◆ Exercise requirements: Drop the pictures; give again exactly the lines from the one holding "Convert this screenshot" through the end of the data.

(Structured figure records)
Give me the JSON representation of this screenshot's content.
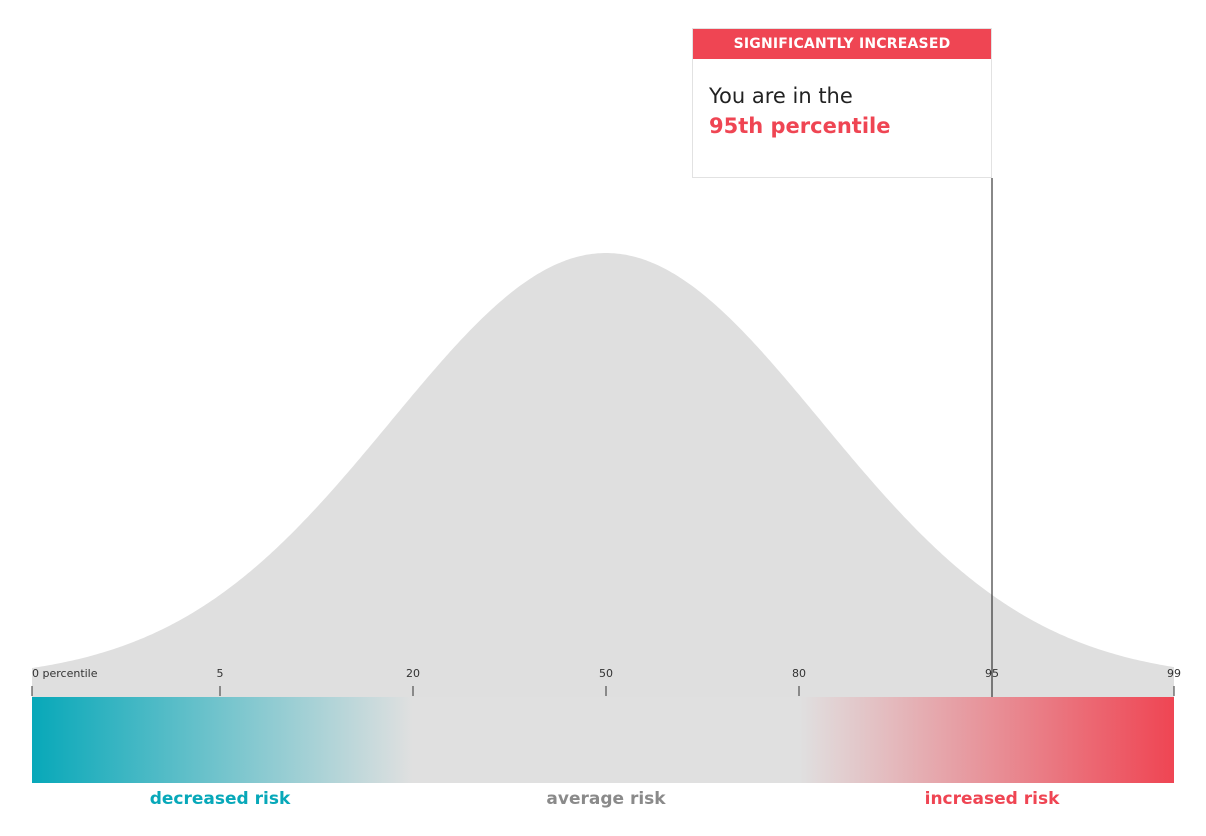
{
  "chart_data": {
    "type": "area",
    "description_series": "population risk distribution (bell curve) over percentiles",
    "x_axis": {
      "unit": "percentile",
      "ticks": [
        {
          "value": 0,
          "label": "0 percentile"
        },
        {
          "value": 5,
          "label": "5"
        },
        {
          "value": 20,
          "label": "20"
        },
        {
          "value": 50,
          "label": "50"
        },
        {
          "value": 80,
          "label": "80"
        },
        {
          "value": 95,
          "label": "95"
        },
        {
          "value": 99,
          "label": "99"
        }
      ],
      "range": [
        0,
        99
      ]
    },
    "marker": {
      "percentile": 95,
      "category": "SIGNIFICANTLY INCREASED",
      "text_prefix": "You are in the",
      "text_value": "95th percentile"
    },
    "bands": [
      {
        "name": "decreased risk",
        "from_percentile": 0,
        "to_percentile": 20
      },
      {
        "name": "average risk",
        "from_percentile": 20,
        "to_percentile": 80
      },
      {
        "name": "increased risk",
        "from_percentile": 80,
        "to_percentile": 99
      }
    ]
  },
  "colors": {
    "curve_fill": "#dfdfdf",
    "decreased": "#07a8b9",
    "average": "#e0e0e0",
    "increased": "#ef4553",
    "average_label": "#8a8a8a",
    "marker_line": "#111111"
  },
  "labels": {
    "decreased": "decreased risk",
    "average": "average risk",
    "increased": "increased risk"
  }
}
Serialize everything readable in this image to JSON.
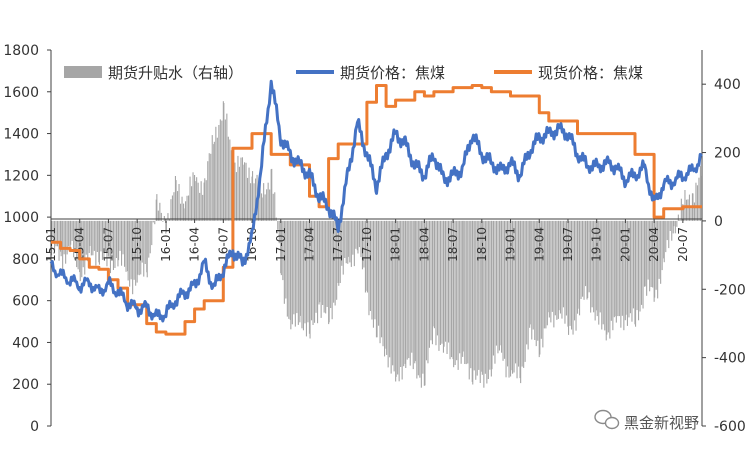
{
  "chart_data": {
    "type": "line",
    "legend": {
      "placement": "top",
      "entries": [
        "期货升贴水（右轴）",
        "期货价格：焦煤",
        "现货价格：焦煤"
      ]
    },
    "left_axis": {
      "ylim": [
        0,
        1800
      ],
      "ticks": [
        "0",
        "200",
        "400",
        "600",
        "800",
        "1000",
        "1200",
        "1400",
        "1600",
        "1800"
      ]
    },
    "right_axis": {
      "ylim": [
        -600,
        500
      ],
      "ticks": [
        "-600",
        "-400",
        "-200",
        "0",
        "200",
        "400"
      ]
    },
    "x_ticks": [
      "15-01",
      "15-04",
      "15-07",
      "15-10",
      "16-01",
      "16-04",
      "16-07",
      "16-10",
      "17-01",
      "17-04",
      "17-07",
      "17-10",
      "18-01",
      "18-04",
      "18-07",
      "18-10",
      "19-01",
      "19-04",
      "19-07",
      "19-10",
      "20-01",
      "20-04",
      "20-07"
    ],
    "x_range": [
      "2015-01",
      "2020-09"
    ],
    "colors": {
      "basis": "#a6a6a6",
      "futures": "#4472c4",
      "spot": "#ed7d31"
    },
    "series": [
      {
        "name": "期货升贴水（右轴）",
        "axis": "right",
        "style": "bar",
        "points": [
          [
            0,
            -80
          ],
          [
            1,
            -110
          ],
          [
            2,
            -80
          ],
          [
            3,
            -150
          ],
          [
            4,
            -110
          ],
          [
            5,
            -90
          ],
          [
            6,
            -140
          ],
          [
            7,
            -100
          ],
          [
            8,
            -170
          ],
          [
            9,
            -180
          ],
          [
            10,
            -130
          ],
          [
            11,
            40
          ],
          [
            12,
            0
          ],
          [
            13,
            100
          ],
          [
            14,
            60
          ],
          [
            15,
            130
          ],
          [
            16,
            100
          ],
          [
            17,
            260
          ],
          [
            18,
            320
          ],
          [
            19,
            180
          ],
          [
            20,
            160
          ],
          [
            21,
            140
          ],
          [
            22,
            80
          ],
          [
            23,
            140
          ],
          [
            24,
            -150
          ],
          [
            25,
            -320
          ],
          [
            26,
            -280
          ],
          [
            27,
            -340
          ],
          [
            28,
            -240
          ],
          [
            29,
            -300
          ],
          [
            30,
            -180
          ],
          [
            31,
            -120
          ],
          [
            32,
            -80
          ],
          [
            33,
            -220
          ],
          [
            34,
            -340
          ],
          [
            35,
            -380
          ],
          [
            36,
            -480
          ],
          [
            37,
            -400
          ],
          [
            38,
            -440
          ],
          [
            39,
            -460
          ],
          [
            40,
            -320
          ],
          [
            41,
            -380
          ],
          [
            42,
            -400
          ],
          [
            43,
            -420
          ],
          [
            44,
            -440
          ],
          [
            45,
            -480
          ],
          [
            46,
            -420
          ],
          [
            47,
            -380
          ],
          [
            48,
            -460
          ],
          [
            49,
            -440
          ],
          [
            50,
            -340
          ],
          [
            51,
            -360
          ],
          [
            52,
            -300
          ],
          [
            53,
            -260
          ],
          [
            54,
            -320
          ],
          [
            55,
            -280
          ],
          [
            56,
            -200
          ],
          [
            57,
            -300
          ],
          [
            58,
            -320
          ],
          [
            59,
            -300
          ],
          [
            60,
            -280
          ],
          [
            61,
            -300
          ],
          [
            62,
            -200
          ],
          [
            63,
            -220
          ],
          [
            64,
            -120
          ],
          [
            65,
            -20
          ],
          [
            66,
            50
          ],
          [
            67,
            80
          ],
          [
            68,
            140
          ]
        ]
      },
      {
        "name": "期货价格：焦煤",
        "axis": "left",
        "style": "line",
        "points": [
          [
            0,
            770
          ],
          [
            1,
            720
          ],
          [
            2,
            700
          ],
          [
            3,
            670
          ],
          [
            4,
            690
          ],
          [
            5,
            640
          ],
          [
            6,
            680
          ],
          [
            7,
            640
          ],
          [
            8,
            590
          ],
          [
            9,
            560
          ],
          [
            10,
            570
          ],
          [
            11,
            520
          ],
          [
            12,
            540
          ],
          [
            13,
            600
          ],
          [
            14,
            640
          ],
          [
            15,
            670
          ],
          [
            16,
            780
          ],
          [
            17,
            660
          ],
          [
            18,
            750
          ],
          [
            19,
            840
          ],
          [
            20,
            780
          ],
          [
            21,
            900
          ],
          [
            22,
            1250
          ],
          [
            23,
            1650
          ],
          [
            24,
            1380
          ],
          [
            25,
            1300
          ],
          [
            26,
            1250
          ],
          [
            27,
            1200
          ],
          [
            28,
            1100
          ],
          [
            29,
            1050
          ],
          [
            30,
            950
          ],
          [
            31,
            1200
          ],
          [
            32,
            1450
          ],
          [
            33,
            1300
          ],
          [
            34,
            1150
          ],
          [
            35,
            1300
          ],
          [
            36,
            1400
          ],
          [
            37,
            1350
          ],
          [
            38,
            1250
          ],
          [
            39,
            1200
          ],
          [
            40,
            1300
          ],
          [
            41,
            1180
          ],
          [
            42,
            1200
          ],
          [
            43,
            1230
          ],
          [
            44,
            1400
          ],
          [
            45,
            1300
          ],
          [
            46,
            1260
          ],
          [
            47,
            1220
          ],
          [
            48,
            1260
          ],
          [
            49,
            1200
          ],
          [
            50,
            1320
          ],
          [
            51,
            1380
          ],
          [
            52,
            1400
          ],
          [
            53,
            1420
          ],
          [
            54,
            1400
          ],
          [
            55,
            1300
          ],
          [
            56,
            1250
          ],
          [
            57,
            1240
          ],
          [
            58,
            1260
          ],
          [
            59,
            1240
          ],
          [
            60,
            1180
          ],
          [
            61,
            1200
          ],
          [
            62,
            1240
          ],
          [
            63,
            1060
          ],
          [
            64,
            1160
          ],
          [
            65,
            1170
          ],
          [
            66,
            1200
          ],
          [
            67,
            1220
          ],
          [
            68,
            1290
          ]
        ]
      },
      {
        "name": "现货价格：焦煤",
        "axis": "left",
        "style": "line",
        "points": [
          [
            0,
            880
          ],
          [
            1,
            850
          ],
          [
            2,
            840
          ],
          [
            3,
            800
          ],
          [
            4,
            760
          ],
          [
            5,
            750
          ],
          [
            6,
            700
          ],
          [
            7,
            660
          ],
          [
            8,
            580
          ],
          [
            9,
            580
          ],
          [
            10,
            490
          ],
          [
            11,
            450
          ],
          [
            12,
            440
          ],
          [
            13,
            440
          ],
          [
            14,
            500
          ],
          [
            15,
            560
          ],
          [
            16,
            600
          ],
          [
            17,
            600
          ],
          [
            18,
            760
          ],
          [
            19,
            1330
          ],
          [
            20,
            1330
          ],
          [
            21,
            1400
          ],
          [
            22,
            1400
          ],
          [
            23,
            1300
          ],
          [
            24,
            1300
          ],
          [
            25,
            1250
          ],
          [
            26,
            1250
          ],
          [
            27,
            1100
          ],
          [
            28,
            1050
          ],
          [
            29,
            1280
          ],
          [
            30,
            1350
          ],
          [
            31,
            1350
          ],
          [
            32,
            1350
          ],
          [
            33,
            1550
          ],
          [
            34,
            1630
          ],
          [
            35,
            1530
          ],
          [
            36,
            1560
          ],
          [
            37,
            1560
          ],
          [
            38,
            1600
          ],
          [
            39,
            1580
          ],
          [
            40,
            1600
          ],
          [
            41,
            1600
          ],
          [
            42,
            1620
          ],
          [
            43,
            1620
          ],
          [
            44,
            1630
          ],
          [
            45,
            1620
          ],
          [
            46,
            1600
          ],
          [
            47,
            1600
          ],
          [
            48,
            1580
          ],
          [
            49,
            1580
          ],
          [
            50,
            1580
          ],
          [
            51,
            1500
          ],
          [
            52,
            1460
          ],
          [
            53,
            1460
          ],
          [
            54,
            1460
          ],
          [
            55,
            1400
          ],
          [
            56,
            1400
          ],
          [
            57,
            1400
          ],
          [
            58,
            1400
          ],
          [
            59,
            1400
          ],
          [
            60,
            1400
          ],
          [
            61,
            1300
          ],
          [
            62,
            1300
          ],
          [
            63,
            1000
          ],
          [
            64,
            1040
          ],
          [
            65,
            1040
          ],
          [
            66,
            1050
          ],
          [
            67,
            1050
          ],
          [
            68,
            1050
          ]
        ]
      }
    ]
  },
  "watermark": {
    "text": "黑金新视野"
  }
}
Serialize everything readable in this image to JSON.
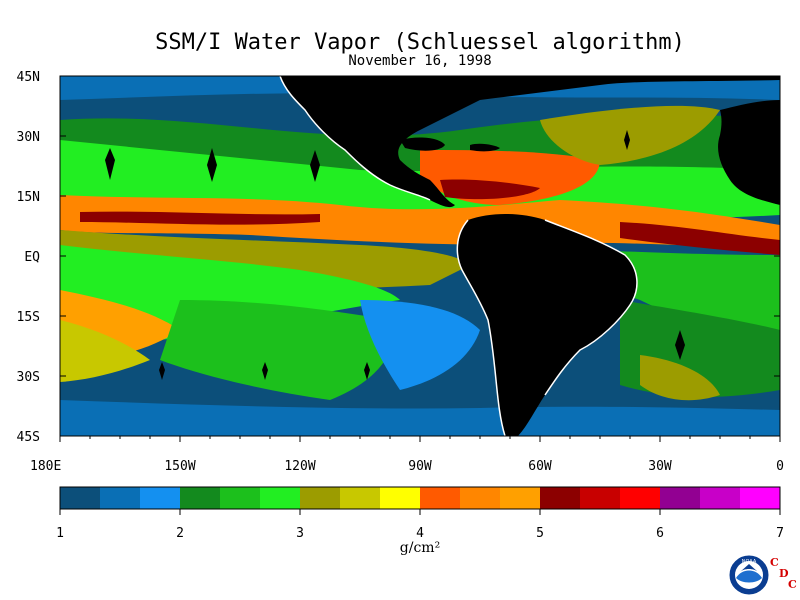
{
  "title": "SSM/I Water Vapor (Schluessel algorithm)",
  "date": "November 16, 1998",
  "latitude_labels": [
    "45N",
    "30N",
    "15N",
    "EQ",
    "15S",
    "30S",
    "45S"
  ],
  "longitude_labels": [
    "180E",
    "150W",
    "120W",
    "90W",
    "60W",
    "30W",
    "0"
  ],
  "colorbar": {
    "ticks": [
      "1",
      "2",
      "3",
      "4",
      "5",
      "6",
      "7"
    ],
    "units": "g/cm²",
    "colors": [
      "#0c4f7a",
      "#0a6fb5",
      "#1490f0",
      "#138a1e",
      "#1cc01c",
      "#22ee22",
      "#9c9c00",
      "#c8c800",
      "#ffff00",
      "#ff5a00",
      "#ff8600",
      "#ffa000",
      "#8c0000",
      "#c80000",
      "#ff0000",
      "#920092",
      "#c800c8",
      "#ff00ff"
    ]
  },
  "logo": {
    "name": "noaa-logo-icon",
    "text": "NOAA",
    "cdc_letters": [
      "C",
      "D",
      "C"
    ]
  },
  "land_color": "#000000",
  "missing_color": "#ffffff"
}
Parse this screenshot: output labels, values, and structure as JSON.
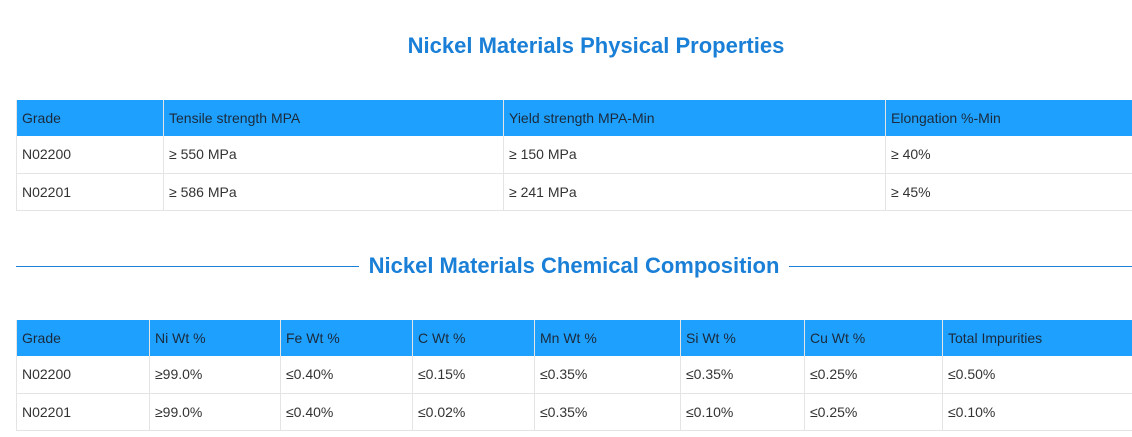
{
  "physical": {
    "title": "Nickel Materials Physical Properties",
    "headers": [
      "Grade",
      "Tensile strength MPA",
      "Yield strength MPA-Min",
      "Elongation %-Min"
    ],
    "rows": [
      [
        "N02200",
        "≥ 550 MPa",
        "≥ 150 MPa",
        "≥ 40%"
      ],
      [
        "N02201",
        "≥ 586 MPa",
        "≥ 241 MPa",
        "≥ 45%"
      ]
    ]
  },
  "chemical": {
    "title": "Nickel Materials Chemical Composition",
    "headers": [
      "Grade",
      "Ni Wt %",
      "Fe Wt %",
      "C Wt %",
      "Mn Wt %",
      "Si Wt %",
      "Cu Wt %",
      "Total Impurities"
    ],
    "rows": [
      [
        "N02200",
        "≥99.0%",
        "≤0.40%",
        "≤0.15%",
        "≤0.35%",
        "≤0.35%",
        "≤0.25%",
        "≤0.50%"
      ],
      [
        "N02201",
        "≥99.0%",
        "≤0.40%",
        "≤0.02%",
        "≤0.35%",
        "≤0.10%",
        "≤0.25%",
        "≤0.10%"
      ]
    ]
  },
  "colors": {
    "accent": "#1a7fd6",
    "header_bg": "#1ea0ff"
  }
}
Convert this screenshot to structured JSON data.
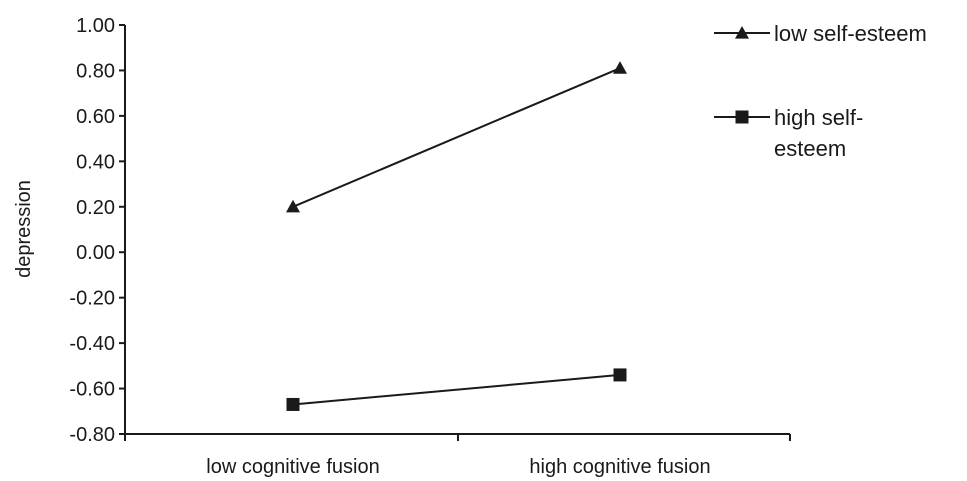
{
  "chart_data": {
    "type": "line",
    "categories": [
      "low cognitive fusion",
      "high cognitive fusion"
    ],
    "series": [
      {
        "name": "low self-esteem",
        "marker": "triangle",
        "values": [
          0.2,
          0.81
        ]
      },
      {
        "name": "high self-esteem",
        "legend_lines": [
          "high self-",
          "esteem"
        ],
        "marker": "square",
        "values": [
          -0.67,
          -0.54
        ]
      }
    ],
    "y_ticks": [
      "1.00",
      "0.80",
      "0.60",
      "0.40",
      "0.20",
      "0.00",
      "-0.20",
      "-0.40",
      "-0.60",
      "-0.80"
    ],
    "ylim": [
      -0.8,
      1.0
    ],
    "xlabel": "",
    "ylabel": "depression",
    "grid": false,
    "legend_position": "right",
    "colors": {
      "line": "#1a1a1a",
      "axis": "#1a1a1a"
    }
  }
}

◆ Solution for this exercise:
Convert this screenshot to structured JSON data.
{
  "chart_data": {
    "type": "line",
    "categories": [
      "low cognitive fusion",
      "high cognitive fusion"
    ],
    "series": [
      {
        "name": "low self-esteem",
        "marker": "triangle",
        "values": [
          0.2,
          0.81
        ]
      },
      {
        "name": "high self-esteem",
        "legend_lines": [
          "high self-",
          "esteem"
        ],
        "marker": "square",
        "values": [
          -0.67,
          -0.54
        ]
      }
    ],
    "y_ticks": [
      "1.00",
      "0.80",
      "0.60",
      "0.40",
      "0.20",
      "0.00",
      "-0.20",
      "-0.40",
      "-0.60",
      "-0.80"
    ],
    "ylim": [
      -0.8,
      1.0
    ],
    "xlabel": "",
    "ylabel": "depression",
    "grid": false,
    "legend_position": "right",
    "colors": {
      "line": "#1a1a1a",
      "axis": "#1a1a1a"
    }
  }
}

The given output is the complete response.